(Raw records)
● ● ●
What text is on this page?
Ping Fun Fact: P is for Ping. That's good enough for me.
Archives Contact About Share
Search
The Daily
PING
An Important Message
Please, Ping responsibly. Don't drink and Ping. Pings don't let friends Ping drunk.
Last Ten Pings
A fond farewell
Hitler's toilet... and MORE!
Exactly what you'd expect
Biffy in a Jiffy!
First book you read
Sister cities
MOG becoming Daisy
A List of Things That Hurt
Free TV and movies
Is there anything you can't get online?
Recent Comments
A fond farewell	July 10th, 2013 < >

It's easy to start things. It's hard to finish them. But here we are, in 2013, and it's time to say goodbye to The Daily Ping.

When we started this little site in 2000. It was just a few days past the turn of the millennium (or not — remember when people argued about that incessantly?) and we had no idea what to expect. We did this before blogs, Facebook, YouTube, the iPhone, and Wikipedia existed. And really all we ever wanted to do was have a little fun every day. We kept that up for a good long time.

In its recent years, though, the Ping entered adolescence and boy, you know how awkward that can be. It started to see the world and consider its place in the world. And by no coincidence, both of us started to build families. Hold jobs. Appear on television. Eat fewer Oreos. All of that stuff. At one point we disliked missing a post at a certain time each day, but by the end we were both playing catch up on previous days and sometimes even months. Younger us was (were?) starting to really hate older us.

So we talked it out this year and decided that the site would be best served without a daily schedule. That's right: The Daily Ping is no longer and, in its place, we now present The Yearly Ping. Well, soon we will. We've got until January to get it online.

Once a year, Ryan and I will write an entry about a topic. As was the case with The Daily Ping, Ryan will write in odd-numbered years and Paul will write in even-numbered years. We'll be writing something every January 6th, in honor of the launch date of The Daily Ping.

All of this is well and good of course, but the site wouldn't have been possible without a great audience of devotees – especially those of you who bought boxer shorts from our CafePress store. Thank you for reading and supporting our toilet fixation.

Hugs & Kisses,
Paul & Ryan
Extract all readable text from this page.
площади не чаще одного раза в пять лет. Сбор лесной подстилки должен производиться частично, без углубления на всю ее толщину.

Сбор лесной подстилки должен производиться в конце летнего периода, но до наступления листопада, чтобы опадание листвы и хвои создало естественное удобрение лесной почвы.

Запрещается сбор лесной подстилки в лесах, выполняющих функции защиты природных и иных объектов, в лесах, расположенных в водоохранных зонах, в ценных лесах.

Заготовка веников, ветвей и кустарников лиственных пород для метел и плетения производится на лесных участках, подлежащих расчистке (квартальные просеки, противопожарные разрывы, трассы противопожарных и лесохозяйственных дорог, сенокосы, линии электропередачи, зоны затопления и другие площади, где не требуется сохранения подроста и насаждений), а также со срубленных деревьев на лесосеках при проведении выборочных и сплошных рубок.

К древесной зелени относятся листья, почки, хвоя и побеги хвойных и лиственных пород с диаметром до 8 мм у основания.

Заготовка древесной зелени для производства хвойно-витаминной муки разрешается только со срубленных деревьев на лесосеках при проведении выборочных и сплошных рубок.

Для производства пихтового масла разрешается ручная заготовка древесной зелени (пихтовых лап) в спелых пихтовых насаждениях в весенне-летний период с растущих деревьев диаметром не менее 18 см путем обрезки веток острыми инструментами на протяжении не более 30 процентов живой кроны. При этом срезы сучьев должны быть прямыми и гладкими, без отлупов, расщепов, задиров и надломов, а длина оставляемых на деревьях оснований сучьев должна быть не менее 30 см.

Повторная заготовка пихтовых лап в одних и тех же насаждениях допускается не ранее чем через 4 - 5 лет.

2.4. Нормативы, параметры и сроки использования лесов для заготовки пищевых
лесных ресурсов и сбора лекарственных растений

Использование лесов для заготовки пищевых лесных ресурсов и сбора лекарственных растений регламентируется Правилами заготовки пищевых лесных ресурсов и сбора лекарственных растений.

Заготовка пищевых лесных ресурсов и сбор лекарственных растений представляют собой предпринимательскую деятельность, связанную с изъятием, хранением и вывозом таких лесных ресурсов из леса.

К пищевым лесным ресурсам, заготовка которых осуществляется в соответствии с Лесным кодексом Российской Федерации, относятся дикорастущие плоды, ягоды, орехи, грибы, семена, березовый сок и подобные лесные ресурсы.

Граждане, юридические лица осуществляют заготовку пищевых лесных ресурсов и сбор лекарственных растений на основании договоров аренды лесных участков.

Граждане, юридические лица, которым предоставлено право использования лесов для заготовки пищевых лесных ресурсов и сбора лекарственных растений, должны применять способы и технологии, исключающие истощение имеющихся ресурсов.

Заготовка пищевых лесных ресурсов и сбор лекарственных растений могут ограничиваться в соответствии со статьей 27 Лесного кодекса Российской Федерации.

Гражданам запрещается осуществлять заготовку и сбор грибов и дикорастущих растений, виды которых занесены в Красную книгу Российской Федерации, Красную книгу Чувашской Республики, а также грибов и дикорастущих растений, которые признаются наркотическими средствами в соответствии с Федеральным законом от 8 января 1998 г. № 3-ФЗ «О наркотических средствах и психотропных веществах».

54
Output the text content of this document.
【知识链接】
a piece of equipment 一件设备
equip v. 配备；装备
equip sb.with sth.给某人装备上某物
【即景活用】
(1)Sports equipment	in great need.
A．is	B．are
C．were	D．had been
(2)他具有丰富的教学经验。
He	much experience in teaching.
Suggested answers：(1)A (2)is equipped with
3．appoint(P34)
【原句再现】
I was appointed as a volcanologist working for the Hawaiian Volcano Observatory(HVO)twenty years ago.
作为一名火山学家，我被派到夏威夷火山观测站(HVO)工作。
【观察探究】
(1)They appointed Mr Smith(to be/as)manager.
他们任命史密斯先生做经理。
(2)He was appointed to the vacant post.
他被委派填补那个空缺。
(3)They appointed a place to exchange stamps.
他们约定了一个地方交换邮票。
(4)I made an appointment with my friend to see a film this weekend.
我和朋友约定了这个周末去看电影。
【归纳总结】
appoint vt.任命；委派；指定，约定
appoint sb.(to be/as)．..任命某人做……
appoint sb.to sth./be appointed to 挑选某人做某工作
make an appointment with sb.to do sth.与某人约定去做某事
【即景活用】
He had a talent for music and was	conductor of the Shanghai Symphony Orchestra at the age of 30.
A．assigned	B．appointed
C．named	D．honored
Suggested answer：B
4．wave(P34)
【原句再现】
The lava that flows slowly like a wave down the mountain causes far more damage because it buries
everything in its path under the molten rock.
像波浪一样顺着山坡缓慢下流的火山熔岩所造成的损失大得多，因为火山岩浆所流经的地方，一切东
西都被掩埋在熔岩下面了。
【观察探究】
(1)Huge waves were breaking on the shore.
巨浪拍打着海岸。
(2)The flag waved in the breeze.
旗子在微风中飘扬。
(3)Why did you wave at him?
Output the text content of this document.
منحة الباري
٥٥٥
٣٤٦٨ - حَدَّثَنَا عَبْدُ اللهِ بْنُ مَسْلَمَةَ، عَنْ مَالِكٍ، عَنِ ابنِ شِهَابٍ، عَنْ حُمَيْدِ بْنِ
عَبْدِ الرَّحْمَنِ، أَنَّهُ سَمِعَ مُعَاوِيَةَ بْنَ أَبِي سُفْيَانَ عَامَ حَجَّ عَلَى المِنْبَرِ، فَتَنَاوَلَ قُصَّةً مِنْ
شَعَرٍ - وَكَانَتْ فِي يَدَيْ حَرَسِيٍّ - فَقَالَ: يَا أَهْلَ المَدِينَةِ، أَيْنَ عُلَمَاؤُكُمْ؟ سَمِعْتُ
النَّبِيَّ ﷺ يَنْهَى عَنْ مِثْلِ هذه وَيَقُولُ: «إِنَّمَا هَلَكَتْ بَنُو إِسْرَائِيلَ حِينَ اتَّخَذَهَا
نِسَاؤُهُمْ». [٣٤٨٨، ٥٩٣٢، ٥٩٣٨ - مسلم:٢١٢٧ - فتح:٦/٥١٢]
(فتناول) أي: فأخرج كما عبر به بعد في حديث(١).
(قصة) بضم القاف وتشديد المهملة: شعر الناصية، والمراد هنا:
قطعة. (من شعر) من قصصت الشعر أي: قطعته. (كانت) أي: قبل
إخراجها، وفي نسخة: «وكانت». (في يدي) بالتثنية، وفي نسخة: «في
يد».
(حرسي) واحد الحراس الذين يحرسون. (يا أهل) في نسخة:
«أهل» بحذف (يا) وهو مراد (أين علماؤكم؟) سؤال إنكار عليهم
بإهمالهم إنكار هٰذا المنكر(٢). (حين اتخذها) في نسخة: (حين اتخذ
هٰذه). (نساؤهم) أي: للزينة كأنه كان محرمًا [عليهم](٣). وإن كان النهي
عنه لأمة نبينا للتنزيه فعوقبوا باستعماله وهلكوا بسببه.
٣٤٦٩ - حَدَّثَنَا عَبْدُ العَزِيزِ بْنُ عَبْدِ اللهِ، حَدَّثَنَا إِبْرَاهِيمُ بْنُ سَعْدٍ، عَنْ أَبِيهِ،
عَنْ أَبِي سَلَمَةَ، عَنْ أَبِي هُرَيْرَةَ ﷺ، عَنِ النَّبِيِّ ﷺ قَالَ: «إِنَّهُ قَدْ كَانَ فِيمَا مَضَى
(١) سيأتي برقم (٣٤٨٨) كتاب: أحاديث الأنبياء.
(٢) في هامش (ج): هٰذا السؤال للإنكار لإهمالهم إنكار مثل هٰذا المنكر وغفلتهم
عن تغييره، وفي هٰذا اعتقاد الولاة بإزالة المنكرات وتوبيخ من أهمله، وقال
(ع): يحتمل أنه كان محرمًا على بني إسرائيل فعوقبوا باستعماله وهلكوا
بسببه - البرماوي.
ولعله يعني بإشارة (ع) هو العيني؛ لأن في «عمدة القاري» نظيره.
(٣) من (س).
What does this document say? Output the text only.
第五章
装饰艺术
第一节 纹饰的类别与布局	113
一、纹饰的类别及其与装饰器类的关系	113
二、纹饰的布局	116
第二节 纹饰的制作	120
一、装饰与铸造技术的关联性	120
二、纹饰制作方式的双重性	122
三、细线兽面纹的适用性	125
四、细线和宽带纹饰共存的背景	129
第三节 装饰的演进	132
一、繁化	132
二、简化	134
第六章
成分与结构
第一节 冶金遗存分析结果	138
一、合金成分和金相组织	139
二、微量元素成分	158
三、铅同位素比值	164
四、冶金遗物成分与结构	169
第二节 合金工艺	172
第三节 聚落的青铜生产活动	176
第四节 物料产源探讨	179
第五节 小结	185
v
● ● ●
*EXERCISE INSTRUCTIONS*. Isolate the lines that hold the word "сбора" and copy all of them.

*ANSWER TO THIS PROBLEM*.
лесных ресурсов и сбора лекарственных растений
Использование лесов для заготовки пищевых лесных ресурсов и сбора лекарственных растений регламентируется Правилами заготовки пищевых лесных ресурсов и сбора лекарственных растений.
Граждане, юридические лица, которым предоставлено право использования лесов для заготовки пищевых лесных ресурсов и сбора лекарственных растений, должны применять способы и технологии, исключающие истощение имеющихся ресурсов.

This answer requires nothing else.